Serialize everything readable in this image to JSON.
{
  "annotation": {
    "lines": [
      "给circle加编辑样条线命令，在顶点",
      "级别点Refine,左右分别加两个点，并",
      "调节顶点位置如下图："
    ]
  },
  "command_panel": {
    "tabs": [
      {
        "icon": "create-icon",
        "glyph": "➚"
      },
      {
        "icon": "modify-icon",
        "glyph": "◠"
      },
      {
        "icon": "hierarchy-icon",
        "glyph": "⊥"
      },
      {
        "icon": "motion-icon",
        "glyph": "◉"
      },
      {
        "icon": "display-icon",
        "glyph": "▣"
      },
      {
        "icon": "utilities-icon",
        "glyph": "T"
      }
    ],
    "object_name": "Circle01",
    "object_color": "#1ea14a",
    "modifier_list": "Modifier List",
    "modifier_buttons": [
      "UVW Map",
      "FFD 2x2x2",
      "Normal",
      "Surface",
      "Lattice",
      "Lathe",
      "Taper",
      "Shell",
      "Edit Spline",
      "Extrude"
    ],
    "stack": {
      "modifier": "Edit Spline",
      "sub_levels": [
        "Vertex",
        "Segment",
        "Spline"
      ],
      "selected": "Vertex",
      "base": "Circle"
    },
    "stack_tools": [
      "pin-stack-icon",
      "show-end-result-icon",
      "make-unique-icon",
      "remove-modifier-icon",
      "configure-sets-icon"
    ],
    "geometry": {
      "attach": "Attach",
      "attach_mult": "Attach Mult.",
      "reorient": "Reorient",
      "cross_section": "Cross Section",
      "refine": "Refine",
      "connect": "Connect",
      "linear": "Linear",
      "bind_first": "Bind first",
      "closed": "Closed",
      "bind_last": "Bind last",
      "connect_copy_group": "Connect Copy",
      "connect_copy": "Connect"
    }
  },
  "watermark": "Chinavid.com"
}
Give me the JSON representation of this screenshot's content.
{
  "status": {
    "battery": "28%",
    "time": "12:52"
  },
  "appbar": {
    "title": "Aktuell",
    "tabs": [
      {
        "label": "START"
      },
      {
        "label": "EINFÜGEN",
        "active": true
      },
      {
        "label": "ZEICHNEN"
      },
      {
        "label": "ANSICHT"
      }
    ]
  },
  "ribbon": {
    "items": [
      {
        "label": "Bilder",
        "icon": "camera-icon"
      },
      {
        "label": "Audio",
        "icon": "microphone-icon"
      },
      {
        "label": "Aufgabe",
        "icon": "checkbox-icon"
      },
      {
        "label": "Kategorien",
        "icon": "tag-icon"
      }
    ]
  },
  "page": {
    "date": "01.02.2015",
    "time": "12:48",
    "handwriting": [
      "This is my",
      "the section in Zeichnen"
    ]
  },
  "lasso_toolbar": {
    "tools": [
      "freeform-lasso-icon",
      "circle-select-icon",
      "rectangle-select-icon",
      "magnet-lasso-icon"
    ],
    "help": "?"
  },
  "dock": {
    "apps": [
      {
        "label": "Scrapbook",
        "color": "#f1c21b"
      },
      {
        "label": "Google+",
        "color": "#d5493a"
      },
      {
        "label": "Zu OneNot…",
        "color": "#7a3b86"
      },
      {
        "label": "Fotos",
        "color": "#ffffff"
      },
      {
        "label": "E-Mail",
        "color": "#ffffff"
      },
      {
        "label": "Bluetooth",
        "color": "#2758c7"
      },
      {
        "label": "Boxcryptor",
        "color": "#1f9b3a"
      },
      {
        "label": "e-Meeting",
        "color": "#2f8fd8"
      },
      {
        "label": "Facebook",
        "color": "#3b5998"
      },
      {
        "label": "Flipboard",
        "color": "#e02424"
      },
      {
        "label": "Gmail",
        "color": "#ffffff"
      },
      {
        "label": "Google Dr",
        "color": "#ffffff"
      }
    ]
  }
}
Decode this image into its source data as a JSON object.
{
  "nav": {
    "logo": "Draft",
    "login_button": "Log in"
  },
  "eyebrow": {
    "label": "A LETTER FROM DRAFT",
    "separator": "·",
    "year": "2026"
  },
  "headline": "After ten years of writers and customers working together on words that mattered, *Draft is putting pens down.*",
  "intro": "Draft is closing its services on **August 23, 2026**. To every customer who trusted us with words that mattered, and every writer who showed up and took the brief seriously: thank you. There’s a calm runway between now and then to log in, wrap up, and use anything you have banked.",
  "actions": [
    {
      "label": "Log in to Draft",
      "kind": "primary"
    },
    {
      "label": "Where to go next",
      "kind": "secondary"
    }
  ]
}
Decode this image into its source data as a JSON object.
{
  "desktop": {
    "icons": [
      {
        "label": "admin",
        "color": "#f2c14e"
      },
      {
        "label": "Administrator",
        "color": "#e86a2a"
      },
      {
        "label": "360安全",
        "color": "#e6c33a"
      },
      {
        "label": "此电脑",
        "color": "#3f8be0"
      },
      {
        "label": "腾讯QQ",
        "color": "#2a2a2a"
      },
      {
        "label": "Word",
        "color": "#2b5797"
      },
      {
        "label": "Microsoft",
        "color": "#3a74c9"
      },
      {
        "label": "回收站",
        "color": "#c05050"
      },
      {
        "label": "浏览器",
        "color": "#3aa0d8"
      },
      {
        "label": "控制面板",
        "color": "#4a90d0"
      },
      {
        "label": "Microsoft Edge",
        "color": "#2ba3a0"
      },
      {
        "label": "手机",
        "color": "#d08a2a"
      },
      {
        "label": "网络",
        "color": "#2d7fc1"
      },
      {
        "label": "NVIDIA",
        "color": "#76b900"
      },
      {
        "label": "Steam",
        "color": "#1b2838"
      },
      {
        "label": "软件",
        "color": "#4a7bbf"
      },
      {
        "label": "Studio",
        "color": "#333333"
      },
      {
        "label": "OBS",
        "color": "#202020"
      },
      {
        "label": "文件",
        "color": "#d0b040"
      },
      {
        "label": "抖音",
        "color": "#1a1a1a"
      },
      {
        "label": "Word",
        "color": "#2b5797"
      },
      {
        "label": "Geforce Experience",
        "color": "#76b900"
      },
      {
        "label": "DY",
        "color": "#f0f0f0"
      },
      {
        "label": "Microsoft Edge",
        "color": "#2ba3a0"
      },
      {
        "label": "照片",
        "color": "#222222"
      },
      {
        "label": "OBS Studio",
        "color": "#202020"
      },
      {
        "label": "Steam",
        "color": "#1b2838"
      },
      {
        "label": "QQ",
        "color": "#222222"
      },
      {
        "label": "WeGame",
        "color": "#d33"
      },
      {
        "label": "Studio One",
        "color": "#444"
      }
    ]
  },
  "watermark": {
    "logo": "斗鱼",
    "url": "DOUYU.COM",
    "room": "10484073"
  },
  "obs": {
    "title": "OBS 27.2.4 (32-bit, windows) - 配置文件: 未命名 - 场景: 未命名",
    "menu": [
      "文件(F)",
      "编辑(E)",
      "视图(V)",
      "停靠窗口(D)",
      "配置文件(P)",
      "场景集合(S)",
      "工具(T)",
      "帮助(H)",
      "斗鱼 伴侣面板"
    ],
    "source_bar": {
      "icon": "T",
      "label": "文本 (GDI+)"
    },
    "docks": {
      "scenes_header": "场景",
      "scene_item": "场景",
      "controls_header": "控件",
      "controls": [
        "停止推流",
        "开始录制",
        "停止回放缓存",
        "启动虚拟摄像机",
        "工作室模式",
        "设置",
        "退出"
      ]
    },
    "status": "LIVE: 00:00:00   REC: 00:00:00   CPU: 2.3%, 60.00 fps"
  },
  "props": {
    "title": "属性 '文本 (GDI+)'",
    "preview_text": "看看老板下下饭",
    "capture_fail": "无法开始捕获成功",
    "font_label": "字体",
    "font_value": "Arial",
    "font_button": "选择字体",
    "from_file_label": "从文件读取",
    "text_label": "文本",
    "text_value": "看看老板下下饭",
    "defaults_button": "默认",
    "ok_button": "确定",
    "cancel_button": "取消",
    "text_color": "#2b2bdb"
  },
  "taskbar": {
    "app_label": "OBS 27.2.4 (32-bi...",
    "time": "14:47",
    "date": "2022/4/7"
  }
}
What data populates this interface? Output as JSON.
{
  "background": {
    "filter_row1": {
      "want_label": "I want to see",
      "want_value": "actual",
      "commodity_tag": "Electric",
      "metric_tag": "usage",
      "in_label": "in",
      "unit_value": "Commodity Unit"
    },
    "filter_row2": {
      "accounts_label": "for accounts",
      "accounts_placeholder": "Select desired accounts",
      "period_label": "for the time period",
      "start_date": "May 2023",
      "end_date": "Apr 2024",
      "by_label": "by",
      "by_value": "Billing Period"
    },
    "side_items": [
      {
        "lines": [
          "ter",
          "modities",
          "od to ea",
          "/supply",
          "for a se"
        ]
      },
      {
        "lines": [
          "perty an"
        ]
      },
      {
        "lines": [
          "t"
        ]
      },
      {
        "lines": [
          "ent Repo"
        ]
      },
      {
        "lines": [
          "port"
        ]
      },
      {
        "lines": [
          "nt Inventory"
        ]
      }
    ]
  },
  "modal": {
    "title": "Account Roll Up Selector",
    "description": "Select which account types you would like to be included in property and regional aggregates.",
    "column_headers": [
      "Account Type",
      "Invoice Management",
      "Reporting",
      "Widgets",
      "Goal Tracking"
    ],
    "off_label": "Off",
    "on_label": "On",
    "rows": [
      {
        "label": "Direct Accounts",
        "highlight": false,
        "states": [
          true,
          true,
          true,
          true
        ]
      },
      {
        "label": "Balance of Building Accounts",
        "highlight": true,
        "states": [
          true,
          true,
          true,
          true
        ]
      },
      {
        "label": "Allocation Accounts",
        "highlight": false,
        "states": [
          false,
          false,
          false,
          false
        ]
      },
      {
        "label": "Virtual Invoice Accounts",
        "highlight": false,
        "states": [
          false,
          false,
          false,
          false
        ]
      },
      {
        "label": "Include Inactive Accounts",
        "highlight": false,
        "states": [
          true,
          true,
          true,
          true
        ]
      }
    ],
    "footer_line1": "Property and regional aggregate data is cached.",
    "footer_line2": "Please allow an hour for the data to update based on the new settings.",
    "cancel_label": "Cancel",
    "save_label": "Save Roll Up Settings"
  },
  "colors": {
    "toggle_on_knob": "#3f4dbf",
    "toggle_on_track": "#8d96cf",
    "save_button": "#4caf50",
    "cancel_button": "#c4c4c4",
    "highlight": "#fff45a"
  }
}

* _Problem statement_
Gather all lines where the word "status" appears.

* _Exercise answer_
  "status": {
    "status": "LIVE: 00:00:00   REC: 00:00:00   CPU: 2.3%, 60.00 fps"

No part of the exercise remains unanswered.